====== AVAILABLE RECORDS ======
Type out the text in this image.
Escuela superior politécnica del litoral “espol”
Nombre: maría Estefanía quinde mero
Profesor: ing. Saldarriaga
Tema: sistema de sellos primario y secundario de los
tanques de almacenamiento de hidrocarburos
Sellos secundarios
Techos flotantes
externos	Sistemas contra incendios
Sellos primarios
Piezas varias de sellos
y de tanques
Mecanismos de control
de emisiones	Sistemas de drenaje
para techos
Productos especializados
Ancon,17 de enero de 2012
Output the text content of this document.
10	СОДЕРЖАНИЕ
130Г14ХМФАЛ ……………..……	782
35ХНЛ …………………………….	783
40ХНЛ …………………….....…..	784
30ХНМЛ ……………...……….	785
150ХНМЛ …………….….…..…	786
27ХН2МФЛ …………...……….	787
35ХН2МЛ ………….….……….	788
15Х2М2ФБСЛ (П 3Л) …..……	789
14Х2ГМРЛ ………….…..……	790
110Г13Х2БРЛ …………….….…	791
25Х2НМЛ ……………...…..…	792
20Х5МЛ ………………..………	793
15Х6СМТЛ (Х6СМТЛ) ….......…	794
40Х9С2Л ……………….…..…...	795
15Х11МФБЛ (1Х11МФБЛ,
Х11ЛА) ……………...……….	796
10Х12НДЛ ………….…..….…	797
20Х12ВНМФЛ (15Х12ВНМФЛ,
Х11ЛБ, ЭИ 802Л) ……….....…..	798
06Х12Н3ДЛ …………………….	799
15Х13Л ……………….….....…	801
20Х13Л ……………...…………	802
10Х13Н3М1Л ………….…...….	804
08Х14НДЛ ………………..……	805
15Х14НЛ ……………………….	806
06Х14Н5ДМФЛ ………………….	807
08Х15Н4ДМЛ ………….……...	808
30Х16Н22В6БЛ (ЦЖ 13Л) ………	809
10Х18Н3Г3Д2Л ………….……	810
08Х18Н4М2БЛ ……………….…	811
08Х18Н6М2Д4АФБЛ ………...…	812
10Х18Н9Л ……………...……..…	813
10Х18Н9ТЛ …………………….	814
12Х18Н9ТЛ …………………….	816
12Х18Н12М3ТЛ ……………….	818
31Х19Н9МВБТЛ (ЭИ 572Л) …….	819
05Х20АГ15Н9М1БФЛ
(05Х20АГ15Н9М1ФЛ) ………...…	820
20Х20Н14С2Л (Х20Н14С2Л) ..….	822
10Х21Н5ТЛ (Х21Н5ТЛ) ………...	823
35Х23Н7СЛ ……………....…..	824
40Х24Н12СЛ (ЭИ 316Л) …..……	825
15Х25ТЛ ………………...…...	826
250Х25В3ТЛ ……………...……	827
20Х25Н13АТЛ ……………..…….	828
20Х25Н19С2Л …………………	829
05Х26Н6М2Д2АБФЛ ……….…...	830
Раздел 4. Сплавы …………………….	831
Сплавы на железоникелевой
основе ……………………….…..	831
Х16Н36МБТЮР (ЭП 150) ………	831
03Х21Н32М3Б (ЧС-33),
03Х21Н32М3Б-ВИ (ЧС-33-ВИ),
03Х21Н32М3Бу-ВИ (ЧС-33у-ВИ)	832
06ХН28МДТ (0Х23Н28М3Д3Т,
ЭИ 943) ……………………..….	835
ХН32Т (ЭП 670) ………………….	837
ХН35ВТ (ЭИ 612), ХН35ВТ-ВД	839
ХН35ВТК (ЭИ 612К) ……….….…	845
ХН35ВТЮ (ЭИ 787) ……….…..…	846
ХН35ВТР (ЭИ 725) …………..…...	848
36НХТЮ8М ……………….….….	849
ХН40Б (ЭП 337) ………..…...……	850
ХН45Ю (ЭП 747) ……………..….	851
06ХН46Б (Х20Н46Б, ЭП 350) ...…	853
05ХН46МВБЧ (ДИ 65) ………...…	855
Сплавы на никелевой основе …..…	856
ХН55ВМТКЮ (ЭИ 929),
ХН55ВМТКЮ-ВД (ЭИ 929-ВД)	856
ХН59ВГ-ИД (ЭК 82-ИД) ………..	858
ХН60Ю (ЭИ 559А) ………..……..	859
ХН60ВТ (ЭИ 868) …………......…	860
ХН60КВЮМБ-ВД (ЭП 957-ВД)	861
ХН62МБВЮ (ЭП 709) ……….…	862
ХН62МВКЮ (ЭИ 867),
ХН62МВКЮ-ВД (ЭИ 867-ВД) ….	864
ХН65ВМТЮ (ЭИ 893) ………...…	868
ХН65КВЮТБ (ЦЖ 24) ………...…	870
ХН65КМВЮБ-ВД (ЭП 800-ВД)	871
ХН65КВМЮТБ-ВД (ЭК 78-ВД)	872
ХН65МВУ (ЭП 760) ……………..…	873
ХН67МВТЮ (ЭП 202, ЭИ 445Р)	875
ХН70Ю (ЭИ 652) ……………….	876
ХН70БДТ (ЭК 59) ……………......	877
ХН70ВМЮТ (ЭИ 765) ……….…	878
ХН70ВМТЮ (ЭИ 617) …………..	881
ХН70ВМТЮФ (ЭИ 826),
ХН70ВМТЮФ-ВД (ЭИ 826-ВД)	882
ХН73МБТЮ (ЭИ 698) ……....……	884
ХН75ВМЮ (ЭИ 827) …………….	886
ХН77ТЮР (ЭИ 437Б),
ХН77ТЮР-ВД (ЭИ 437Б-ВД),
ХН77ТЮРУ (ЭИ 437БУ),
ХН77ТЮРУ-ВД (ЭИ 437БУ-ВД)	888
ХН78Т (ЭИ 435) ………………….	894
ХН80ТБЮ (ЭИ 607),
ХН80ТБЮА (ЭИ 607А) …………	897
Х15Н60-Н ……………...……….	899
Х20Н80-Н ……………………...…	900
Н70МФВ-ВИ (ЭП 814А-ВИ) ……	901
======
# [TASK PROMPT]
Retype all of the data shown above, word for word.

# [TASK SOLUTION]
Type out the text in this image.
Escuela superior politécnica del litoral “espol”
Nombre: maría Estefanía quinde mero
Profesor: ing. Saldarriaga
Tema: sistema de sellos primario y secundario de los
tanques de almacenamiento de hidrocarburos
Sellos secundarios
Techos flotantes
externos	Sistemas contra incendios
Sellos primarios
Piezas varias de sellos
y de tanques
Mecanismos de control
de emisiones	Sistemas de drenaje
para techos
Productos especializados
Ancon,17 de enero de 2012
Output the text content of this document.
10	СОДЕРЖАНИЕ
130Г14ХМФАЛ ……………..……	782
35ХНЛ …………………………….	783
40ХНЛ …………………….....…..	784
30ХНМЛ ……………...……….	785
150ХНМЛ …………….….…..…	786
27ХН2МФЛ …………...……….	787
35ХН2МЛ ………….….……….	788
15Х2М2ФБСЛ (П 3Л) …..……	789
14Х2ГМРЛ ………….…..……	790
110Г13Х2БРЛ …………….….…	791
25Х2НМЛ ……………...…..…	792
20Х5МЛ ………………..………	793
15Х6СМТЛ (Х6СМТЛ) ….......…	794
40Х9С2Л ……………….…..…...	795
15Х11МФБЛ (1Х11МФБЛ,
Х11ЛА) ……………...……….	796
10Х12НДЛ ………….…..….…	797
20Х12ВНМФЛ (15Х12ВНМФЛ,
Х11ЛБ, ЭИ 802Л) ……….....…..	798
06Х12Н3ДЛ …………………….	799
15Х13Л ……………….….....…	801
20Х13Л ……………...…………	802
10Х13Н3М1Л ………….…...….	804
08Х14НДЛ ………………..……	805
15Х14НЛ ……………………….	806
06Х14Н5ДМФЛ ………………….	807
08Х15Н4ДМЛ ………….……...	808
30Х16Н22В6БЛ (ЦЖ 13Л) ………	809
10Х18Н3Г3Д2Л ………….……	810
08Х18Н4М2БЛ ……………….…	811
08Х18Н6М2Д4АФБЛ ………...…	812
10Х18Н9Л ……………...……..…	813
10Х18Н9ТЛ …………………….	814
12Х18Н9ТЛ …………………….	816
12Х18Н12М3ТЛ ……………….	818
31Х19Н9МВБТЛ (ЭИ 572Л) …….	819
05Х20АГ15Н9М1БФЛ
(05Х20АГ15Н9М1ФЛ) ………...…	820
20Х20Н14С2Л (Х20Н14С2Л) ..….	822
10Х21Н5ТЛ (Х21Н5ТЛ) ………...	823
35Х23Н7СЛ ……………....…..	824
40Х24Н12СЛ (ЭИ 316Л) …..……	825
15Х25ТЛ ………………...…...	826
250Х25В3ТЛ ……………...……	827
20Х25Н13АТЛ ……………..…….	828
20Х25Н19С2Л …………………	829
05Х26Н6М2Д2АБФЛ ……….…...	830
Раздел 4. Сплавы …………………….	831
Сплавы на железоникелевой
основе ……………………….…..	831
Х16Н36МБТЮР (ЭП 150) ………	831
03Х21Н32М3Б (ЧС-33),
03Х21Н32М3Б-ВИ (ЧС-33-ВИ),
03Х21Н32М3Бу-ВИ (ЧС-33у-ВИ)	832
06ХН28МДТ (0Х23Н28М3Д3Т,
ЭИ 943) ……………………..….	835
ХН32Т (ЭП 670) ………………….	837
ХН35ВТ (ЭИ 612), ХН35ВТ-ВД	839
ХН35ВТК (ЭИ 612К) ……….….…	845
ХН35ВТЮ (ЭИ 787) ……….…..…	846
ХН35ВТР (ЭИ 725) …………..…...	848
36НХТЮ8М ……………….….….	849
ХН40Б (ЭП 337) ………..…...……	850
ХН45Ю (ЭП 747) ……………..….	851
06ХН46Б (Х20Н46Б, ЭП 350) ...…	853
05ХН46МВБЧ (ДИ 65) ………...…	855
Сплавы на никелевой основе …..…	856
ХН55ВМТКЮ (ЭИ 929),
ХН55ВМТКЮ-ВД (ЭИ 929-ВД)	856
ХН59ВГ-ИД (ЭК 82-ИД) ………..	858
ХН60Ю (ЭИ 559А) ………..……..	859
ХН60ВТ (ЭИ 868) …………......…	860
ХН60КВЮМБ-ВД (ЭП 957-ВД)	861
ХН62МБВЮ (ЭП 709) ……….…	862
ХН62МВКЮ (ЭИ 867),
ХН62МВКЮ-ВД (ЭИ 867-ВД) ….	864
ХН65ВМТЮ (ЭИ 893) ………...…	868
ХН65КВЮТБ (ЦЖ 24) ………...…	870
ХН65КМВЮБ-ВД (ЭП 800-ВД)	871
ХН65КВМЮТБ-ВД (ЭК 78-ВД)	872
ХН65МВУ (ЭП 760) ……………..…	873
ХН67МВТЮ (ЭП 202, ЭИ 445Р)	875
ХН70Ю (ЭИ 652) ……………….	876
ХН70БДТ (ЭК 59) ……………......	877
ХН70ВМЮТ (ЭИ 765) ……….…	878
ХН70ВМТЮ (ЭИ 617) …………..	881
ХН70ВМТЮФ (ЭИ 826),
ХН70ВМТЮФ-ВД (ЭИ 826-ВД)	882
ХН73МБТЮ (ЭИ 698) ……....……	884
ХН75ВМЮ (ЭИ 827) …………….	886
ХН77ТЮР (ЭИ 437Б),
ХН77ТЮР-ВД (ЭИ 437Б-ВД),
ХН77ТЮРУ (ЭИ 437БУ),
ХН77ТЮРУ-ВД (ЭИ 437БУ-ВД)	888
ХН78Т (ЭИ 435) ………………….	894
ХН80ТБЮ (ЭИ 607),
ХН80ТБЮА (ЭИ 607А) …………	897
Х15Н60-Н ……………...……….	899
Х20Н80-Н ……………………...…	900
Н70МФВ-ВИ (ЭП 814А-ВИ) ……	901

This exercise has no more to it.